| TASK OBJECTIVE |
Check each line of the entries below for the string "EAFE" and state how many lines have it, with no other text.

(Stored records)

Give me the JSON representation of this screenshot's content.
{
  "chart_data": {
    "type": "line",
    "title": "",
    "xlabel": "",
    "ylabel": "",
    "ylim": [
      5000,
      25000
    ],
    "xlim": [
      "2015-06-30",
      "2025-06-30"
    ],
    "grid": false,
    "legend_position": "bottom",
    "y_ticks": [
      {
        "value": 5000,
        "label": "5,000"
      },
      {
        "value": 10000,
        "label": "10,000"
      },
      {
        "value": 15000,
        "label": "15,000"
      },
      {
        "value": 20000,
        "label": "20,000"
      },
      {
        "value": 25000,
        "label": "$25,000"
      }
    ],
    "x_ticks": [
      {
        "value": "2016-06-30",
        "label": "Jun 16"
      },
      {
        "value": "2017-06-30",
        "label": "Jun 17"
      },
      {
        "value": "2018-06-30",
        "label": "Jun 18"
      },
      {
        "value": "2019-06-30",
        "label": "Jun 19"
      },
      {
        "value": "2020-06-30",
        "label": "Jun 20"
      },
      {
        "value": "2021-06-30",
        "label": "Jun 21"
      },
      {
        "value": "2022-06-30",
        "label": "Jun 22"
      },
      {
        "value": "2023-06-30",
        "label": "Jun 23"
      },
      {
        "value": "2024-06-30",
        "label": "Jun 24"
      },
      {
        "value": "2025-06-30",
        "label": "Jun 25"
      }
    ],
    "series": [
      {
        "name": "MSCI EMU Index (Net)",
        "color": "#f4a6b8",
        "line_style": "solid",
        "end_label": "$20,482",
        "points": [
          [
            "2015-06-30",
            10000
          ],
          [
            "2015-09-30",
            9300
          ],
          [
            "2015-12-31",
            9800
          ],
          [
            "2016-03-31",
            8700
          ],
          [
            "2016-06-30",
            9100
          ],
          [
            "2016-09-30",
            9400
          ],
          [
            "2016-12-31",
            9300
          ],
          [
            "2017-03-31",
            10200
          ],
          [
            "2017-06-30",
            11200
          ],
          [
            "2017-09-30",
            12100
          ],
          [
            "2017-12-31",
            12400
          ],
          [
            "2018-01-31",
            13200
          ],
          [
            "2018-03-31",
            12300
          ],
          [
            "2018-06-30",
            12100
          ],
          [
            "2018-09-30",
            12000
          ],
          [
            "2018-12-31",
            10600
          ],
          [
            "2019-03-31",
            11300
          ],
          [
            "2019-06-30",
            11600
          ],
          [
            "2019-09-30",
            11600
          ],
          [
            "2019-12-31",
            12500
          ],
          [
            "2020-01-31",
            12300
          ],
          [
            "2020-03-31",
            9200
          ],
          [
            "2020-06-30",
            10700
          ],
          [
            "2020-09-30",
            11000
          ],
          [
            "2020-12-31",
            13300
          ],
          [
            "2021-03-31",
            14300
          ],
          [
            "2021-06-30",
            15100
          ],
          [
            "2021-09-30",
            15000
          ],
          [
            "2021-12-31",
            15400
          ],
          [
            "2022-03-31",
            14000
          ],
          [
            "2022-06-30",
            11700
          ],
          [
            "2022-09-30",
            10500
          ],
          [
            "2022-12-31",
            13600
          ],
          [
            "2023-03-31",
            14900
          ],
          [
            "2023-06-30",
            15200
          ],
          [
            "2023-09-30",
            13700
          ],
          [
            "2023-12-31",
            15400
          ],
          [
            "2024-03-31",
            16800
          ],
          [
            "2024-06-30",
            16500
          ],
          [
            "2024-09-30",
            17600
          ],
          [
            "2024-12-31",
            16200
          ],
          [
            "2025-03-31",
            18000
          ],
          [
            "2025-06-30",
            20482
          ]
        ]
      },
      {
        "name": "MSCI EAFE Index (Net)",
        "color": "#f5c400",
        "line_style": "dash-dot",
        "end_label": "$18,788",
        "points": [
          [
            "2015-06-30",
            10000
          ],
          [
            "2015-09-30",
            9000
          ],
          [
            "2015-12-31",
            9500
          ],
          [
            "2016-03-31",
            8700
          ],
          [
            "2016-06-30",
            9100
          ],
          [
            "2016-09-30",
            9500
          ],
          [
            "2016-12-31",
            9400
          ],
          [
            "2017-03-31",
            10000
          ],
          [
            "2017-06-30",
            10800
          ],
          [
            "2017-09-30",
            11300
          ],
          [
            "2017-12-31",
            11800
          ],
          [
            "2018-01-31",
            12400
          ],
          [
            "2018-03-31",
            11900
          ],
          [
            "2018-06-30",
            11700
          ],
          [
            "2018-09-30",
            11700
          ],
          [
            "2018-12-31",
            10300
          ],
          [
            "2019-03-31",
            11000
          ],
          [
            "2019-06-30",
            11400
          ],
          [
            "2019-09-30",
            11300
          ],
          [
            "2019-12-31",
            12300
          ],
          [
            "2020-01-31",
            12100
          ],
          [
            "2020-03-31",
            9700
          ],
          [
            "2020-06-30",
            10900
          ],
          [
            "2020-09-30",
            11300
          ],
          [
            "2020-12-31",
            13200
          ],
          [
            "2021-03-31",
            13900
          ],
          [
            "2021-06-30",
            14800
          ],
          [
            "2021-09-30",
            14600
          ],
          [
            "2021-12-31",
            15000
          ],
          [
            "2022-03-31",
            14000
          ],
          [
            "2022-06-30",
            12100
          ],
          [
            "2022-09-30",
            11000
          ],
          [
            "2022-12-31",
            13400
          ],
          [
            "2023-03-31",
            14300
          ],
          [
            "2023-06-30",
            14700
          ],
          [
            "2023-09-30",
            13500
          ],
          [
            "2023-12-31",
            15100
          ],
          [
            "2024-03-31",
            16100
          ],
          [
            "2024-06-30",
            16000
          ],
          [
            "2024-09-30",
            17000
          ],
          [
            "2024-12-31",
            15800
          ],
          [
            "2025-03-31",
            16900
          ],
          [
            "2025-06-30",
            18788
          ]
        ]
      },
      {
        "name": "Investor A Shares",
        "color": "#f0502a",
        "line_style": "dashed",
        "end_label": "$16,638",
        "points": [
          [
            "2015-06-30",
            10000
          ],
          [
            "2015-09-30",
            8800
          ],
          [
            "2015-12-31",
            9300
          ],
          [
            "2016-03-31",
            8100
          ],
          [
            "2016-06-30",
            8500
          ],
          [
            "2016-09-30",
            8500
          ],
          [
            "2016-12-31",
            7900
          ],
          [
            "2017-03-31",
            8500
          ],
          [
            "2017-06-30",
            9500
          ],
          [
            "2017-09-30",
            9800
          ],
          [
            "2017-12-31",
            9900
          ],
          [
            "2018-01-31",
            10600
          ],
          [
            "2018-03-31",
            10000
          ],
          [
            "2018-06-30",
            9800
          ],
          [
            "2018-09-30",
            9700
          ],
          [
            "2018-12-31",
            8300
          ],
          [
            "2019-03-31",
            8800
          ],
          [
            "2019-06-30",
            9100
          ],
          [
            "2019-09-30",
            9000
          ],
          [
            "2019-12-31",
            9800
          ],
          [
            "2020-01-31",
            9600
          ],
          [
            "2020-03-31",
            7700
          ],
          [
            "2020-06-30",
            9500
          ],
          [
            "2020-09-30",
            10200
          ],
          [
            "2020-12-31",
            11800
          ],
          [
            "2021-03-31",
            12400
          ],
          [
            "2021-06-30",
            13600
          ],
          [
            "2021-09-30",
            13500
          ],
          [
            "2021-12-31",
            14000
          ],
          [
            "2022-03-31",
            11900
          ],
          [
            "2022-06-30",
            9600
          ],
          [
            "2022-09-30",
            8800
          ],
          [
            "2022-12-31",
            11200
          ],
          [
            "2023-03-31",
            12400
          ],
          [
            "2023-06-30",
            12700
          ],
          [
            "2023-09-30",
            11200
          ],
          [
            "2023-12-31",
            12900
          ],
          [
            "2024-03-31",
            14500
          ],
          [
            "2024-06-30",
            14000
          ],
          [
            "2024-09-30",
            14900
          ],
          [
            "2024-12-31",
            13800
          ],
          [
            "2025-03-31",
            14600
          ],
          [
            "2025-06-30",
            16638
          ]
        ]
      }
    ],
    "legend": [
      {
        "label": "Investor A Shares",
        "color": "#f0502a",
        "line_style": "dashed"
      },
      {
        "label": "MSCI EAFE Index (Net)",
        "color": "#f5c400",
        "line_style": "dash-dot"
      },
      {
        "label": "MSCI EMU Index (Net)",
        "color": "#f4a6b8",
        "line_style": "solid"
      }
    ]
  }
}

| THE OUTPUT |
2